(Dataset entries on figures)
^^^^
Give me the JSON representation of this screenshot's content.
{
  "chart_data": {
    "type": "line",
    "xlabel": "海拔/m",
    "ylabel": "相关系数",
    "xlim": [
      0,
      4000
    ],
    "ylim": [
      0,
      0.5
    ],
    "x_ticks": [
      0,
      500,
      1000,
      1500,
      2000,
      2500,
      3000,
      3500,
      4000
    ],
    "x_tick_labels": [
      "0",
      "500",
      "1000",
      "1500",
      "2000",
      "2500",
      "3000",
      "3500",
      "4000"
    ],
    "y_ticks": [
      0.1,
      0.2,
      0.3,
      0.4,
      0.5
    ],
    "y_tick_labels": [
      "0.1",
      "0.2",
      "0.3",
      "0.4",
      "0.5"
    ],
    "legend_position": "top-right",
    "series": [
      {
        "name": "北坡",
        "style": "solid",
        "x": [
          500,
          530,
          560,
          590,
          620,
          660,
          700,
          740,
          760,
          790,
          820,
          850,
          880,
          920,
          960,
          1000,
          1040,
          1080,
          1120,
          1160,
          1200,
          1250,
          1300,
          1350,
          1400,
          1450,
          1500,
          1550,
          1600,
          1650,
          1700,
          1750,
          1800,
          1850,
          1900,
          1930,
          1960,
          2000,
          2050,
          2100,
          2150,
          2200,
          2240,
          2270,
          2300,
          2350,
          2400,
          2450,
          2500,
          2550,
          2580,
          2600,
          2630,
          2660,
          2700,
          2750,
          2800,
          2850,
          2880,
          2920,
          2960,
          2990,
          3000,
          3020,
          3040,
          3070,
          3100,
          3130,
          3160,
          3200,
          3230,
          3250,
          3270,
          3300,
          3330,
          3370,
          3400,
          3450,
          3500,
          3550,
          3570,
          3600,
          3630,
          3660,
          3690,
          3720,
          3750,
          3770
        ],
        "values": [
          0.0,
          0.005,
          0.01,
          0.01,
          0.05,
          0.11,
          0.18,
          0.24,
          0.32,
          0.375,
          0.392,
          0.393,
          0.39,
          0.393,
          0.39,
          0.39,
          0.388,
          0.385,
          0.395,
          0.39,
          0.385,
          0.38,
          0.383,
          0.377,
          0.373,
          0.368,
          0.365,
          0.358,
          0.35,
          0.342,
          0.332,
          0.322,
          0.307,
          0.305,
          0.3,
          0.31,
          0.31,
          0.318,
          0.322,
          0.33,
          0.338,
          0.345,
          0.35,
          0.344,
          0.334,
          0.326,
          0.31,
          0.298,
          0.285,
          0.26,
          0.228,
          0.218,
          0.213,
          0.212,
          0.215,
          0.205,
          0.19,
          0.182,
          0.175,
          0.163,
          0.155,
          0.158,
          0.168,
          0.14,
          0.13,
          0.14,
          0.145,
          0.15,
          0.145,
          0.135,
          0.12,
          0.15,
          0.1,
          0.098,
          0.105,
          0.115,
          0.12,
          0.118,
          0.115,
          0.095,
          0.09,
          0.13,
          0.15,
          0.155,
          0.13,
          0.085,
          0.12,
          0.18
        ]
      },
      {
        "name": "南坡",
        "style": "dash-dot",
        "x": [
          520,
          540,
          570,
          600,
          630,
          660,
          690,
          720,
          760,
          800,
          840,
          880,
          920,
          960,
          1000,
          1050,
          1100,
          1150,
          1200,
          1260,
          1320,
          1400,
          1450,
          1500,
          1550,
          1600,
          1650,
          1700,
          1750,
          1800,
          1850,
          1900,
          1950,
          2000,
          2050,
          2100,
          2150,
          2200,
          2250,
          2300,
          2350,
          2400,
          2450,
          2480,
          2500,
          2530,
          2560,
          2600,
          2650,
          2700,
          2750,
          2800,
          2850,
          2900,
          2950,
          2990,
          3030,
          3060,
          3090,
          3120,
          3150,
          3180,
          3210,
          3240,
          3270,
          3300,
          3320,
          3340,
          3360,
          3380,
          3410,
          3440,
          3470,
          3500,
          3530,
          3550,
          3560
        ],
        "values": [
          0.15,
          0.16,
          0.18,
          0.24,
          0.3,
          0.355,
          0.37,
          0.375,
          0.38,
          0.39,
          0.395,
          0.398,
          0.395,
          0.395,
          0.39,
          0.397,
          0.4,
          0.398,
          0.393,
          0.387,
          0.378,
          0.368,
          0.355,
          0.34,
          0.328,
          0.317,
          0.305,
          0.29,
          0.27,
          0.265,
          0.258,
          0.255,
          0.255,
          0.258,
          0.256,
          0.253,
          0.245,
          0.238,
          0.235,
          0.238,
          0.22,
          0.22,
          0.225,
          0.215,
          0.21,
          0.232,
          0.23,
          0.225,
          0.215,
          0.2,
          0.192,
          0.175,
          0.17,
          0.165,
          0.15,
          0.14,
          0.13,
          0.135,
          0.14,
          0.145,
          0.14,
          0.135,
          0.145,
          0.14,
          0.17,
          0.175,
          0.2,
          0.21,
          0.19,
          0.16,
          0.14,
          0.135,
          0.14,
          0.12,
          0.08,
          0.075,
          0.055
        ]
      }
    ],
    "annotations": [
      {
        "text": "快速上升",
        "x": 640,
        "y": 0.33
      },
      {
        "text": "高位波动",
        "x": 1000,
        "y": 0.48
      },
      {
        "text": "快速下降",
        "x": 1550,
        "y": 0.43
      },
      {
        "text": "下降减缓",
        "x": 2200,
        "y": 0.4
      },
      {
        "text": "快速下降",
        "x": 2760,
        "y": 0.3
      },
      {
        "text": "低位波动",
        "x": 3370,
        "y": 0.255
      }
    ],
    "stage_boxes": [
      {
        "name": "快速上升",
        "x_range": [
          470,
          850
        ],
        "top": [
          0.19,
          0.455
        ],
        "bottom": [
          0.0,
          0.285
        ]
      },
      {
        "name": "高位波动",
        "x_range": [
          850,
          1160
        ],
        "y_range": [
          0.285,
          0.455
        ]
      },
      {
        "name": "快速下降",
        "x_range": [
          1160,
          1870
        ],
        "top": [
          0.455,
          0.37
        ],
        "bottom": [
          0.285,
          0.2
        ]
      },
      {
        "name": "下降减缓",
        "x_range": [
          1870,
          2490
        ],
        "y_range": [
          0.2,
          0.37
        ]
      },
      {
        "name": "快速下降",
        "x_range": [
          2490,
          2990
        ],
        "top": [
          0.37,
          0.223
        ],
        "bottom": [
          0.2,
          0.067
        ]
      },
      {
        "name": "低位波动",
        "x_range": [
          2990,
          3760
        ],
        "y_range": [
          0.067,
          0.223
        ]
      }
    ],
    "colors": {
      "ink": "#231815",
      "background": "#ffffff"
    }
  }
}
^^^^
The entries above must be returned exactly.

Give me the JSON representation of this screenshot's content.
{
  "chart_data": {
    "type": "line",
    "xlabel": "海拔/m",
    "ylabel": "相关系数",
    "xlim": [
      0,
      4000
    ],
    "ylim": [
      0,
      0.5
    ],
    "x_ticks": [
      0,
      500,
      1000,
      1500,
      2000,
      2500,
      3000,
      3500,
      4000
    ],
    "x_tick_labels": [
      "0",
      "500",
      "1000",
      "1500",
      "2000",
      "2500",
      "3000",
      "3500",
      "4000"
    ],
    "y_ticks": [
      0.1,
      0.2,
      0.3,
      0.4,
      0.5
    ],
    "y_tick_labels": [
      "0.1",
      "0.2",
      "0.3",
      "0.4",
      "0.5"
    ],
    "legend_position": "top-right",
    "series": [
      {
        "name": "北坡",
        "style": "solid",
        "x": [
          500,
          530,
          560,
          590,
          620,
          660,
          700,
          740,
          760,
          790,
          820,
          850,
          880,
          920,
          960,
          1000,
          1040,
          1080,
          1120,
          1160,
          1200,
          1250,
          1300,
          1350,
          1400,
          1450,
          1500,
          1550,
          1600,
          1650,
          1700,
          1750,
          1800,
          1850,
          1900,
          1930,
          1960,
          2000,
          2050,
          2100,
          2150,
          2200,
          2240,
          2270,
          2300,
          2350,
          2400,
          2450,
          2500,
          2550,
          2580,
          2600,
          2630,
          2660,
          2700,
          2750,
          2800,
          2850,
          2880,
          2920,
          2960,
          2990,
          3000,
          3020,
          3040,
          3070,
          3100,
          3130,
          3160,
          3200,
          3230,
          3250,
          3270,
          3300,
          3330,
          3370,
          3400,
          3450,
          3500,
          3550,
          3570,
          3600,
          3630,
          3660,
          3690,
          3720,
          3750,
          3770
        ],
        "values": [
          0.0,
          0.005,
          0.01,
          0.01,
          0.05,
          0.11,
          0.18,
          0.24,
          0.32,
          0.375,
          0.392,
          0.393,
          0.39,
          0.393,
          0.39,
          0.39,
          0.388,
          0.385,
          0.395,
          0.39,
          0.385,
          0.38,
          0.383,
          0.377,
          0.373,
          0.368,
          0.365,
          0.358,
          0.35,
          0.342,
          0.332,
          0.322,
          0.307,
          0.305,
          0.3,
          0.31,
          0.31,
          0.318,
          0.322,
          0.33,
          0.338,
          0.345,
          0.35,
          0.344,
          0.334,
          0.326,
          0.31,
          0.298,
          0.285,
          0.26,
          0.228,
          0.218,
          0.213,
          0.212,
          0.215,
          0.205,
          0.19,
          0.182,
          0.175,
          0.163,
          0.155,
          0.158,
          0.168,
          0.14,
          0.13,
          0.14,
          0.145,
          0.15,
          0.145,
          0.135,
          0.12,
          0.15,
          0.1,
          0.098,
          0.105,
          0.115,
          0.12,
          0.118,
          0.115,
          0.095,
          0.09,
          0.13,
          0.15,
          0.155,
          0.13,
          0.085,
          0.12,
          0.18
        ]
      },
      {
        "name": "南坡",
        "style": "dash-dot",
        "x": [
          520,
          540,
          570,
          600,
          630,
          660,
          690,
          720,
          760,
          800,
          840,
          880,
          920,
          960,
          1000,
          1050,
          1100,
          1150,
          1200,
          1260,
          1320,
          1400,
          1450,
          1500,
          1550,
          1600,
          1650,
          1700,
          1750,
          1800,
          1850,
          1900,
          1950,
          2000,
          2050,
          2100,
          2150,
          2200,
          2250,
          2300,
          2350,
          2400,
          2450,
          2480,
          2500,
          2530,
          2560,
          2600,
          2650,
          2700,
          2750,
          2800,
          2850,
          2900,
          2950,
          2990,
          3030,
          3060,
          3090,
          3120,
          3150,
          3180,
          3210,
          3240,
          3270,
          3300,
          3320,
          3340,
          3360,
          3380,
          3410,
          3440,
          3470,
          3500,
          3530,
          3550,
          3560
        ],
        "values": [
          0.15,
          0.16,
          0.18,
          0.24,
          0.3,
          0.355,
          0.37,
          0.375,
          0.38,
          0.39,
          0.395,
          0.398,
          0.395,
          0.395,
          0.39,
          0.397,
          0.4,
          0.398,
          0.393,
          0.387,
          0.378,
          0.368,
          0.355,
          0.34,
          0.328,
          0.317,
          0.305,
          0.29,
          0.27,
          0.265,
          0.258,
          0.255,
          0.255,
          0.258,
          0.256,
          0.253,
          0.245,
          0.238,
          0.235,
          0.238,
          0.22,
          0.22,
          0.225,
          0.215,
          0.21,
          0.232,
          0.23,
          0.225,
          0.215,
          0.2,
          0.192,
          0.175,
          0.17,
          0.165,
          0.15,
          0.14,
          0.13,
          0.135,
          0.14,
          0.145,
          0.14,
          0.135,
          0.145,
          0.14,
          0.17,
          0.175,
          0.2,
          0.21,
          0.19,
          0.16,
          0.14,
          0.135,
          0.14,
          0.12,
          0.08,
          0.075,
          0.055
        ]
      }
    ],
    "annotations": [
      {
        "text": "快速上升",
        "x": 640,
        "y": 0.33
      },
      {
        "text": "高位波动",
        "x": 1000,
        "y": 0.48
      },
      {
        "text": "快速下降",
        "x": 1550,
        "y": 0.43
      },
      {
        "text": "下降减缓",
        "x": 2200,
        "y": 0.4
      },
      {
        "text": "快速下降",
        "x": 2760,
        "y": 0.3
      },
      {
        "text": "低位波动",
        "x": 3370,
        "y": 0.255
      }
    ],
    "stage_boxes": [
      {
        "name": "快速上升",
        "x_range": [
          470,
          850
        ],
        "top": [
          0.19,
          0.455
        ],
        "bottom": [
          0.0,
          0.285
        ]
      },
      {
        "name": "高位波动",
        "x_range": [
          850,
          1160
        ],
        "y_range": [
          0.285,
          0.455
        ]
      },
      {
        "name": "快速下降",
        "x_range": [
          1160,
          1870
        ],
        "top": [
          0.455,
          0.37
        ],
        "bottom": [
          0.285,
          0.2
        ]
      },
      {
        "name": "下降减缓",
        "x_range": [
          1870,
          2490
        ],
        "y_range": [
          0.2,
          0.37
        ]
      },
      {
        "name": "快速下降",
        "x_range": [
          2490,
          2990
        ],
        "top": [
          0.37,
          0.223
        ],
        "bottom": [
          0.2,
          0.067
        ]
      },
      {
        "name": "低位波动",
        "x_range": [
          2990,
          3760
        ],
        "y_range": [
          0.067,
          0.223
        ]
      }
    ],
    "colors": {
      "ink": "#231815",
      "background": "#ffffff"
    }
  }
}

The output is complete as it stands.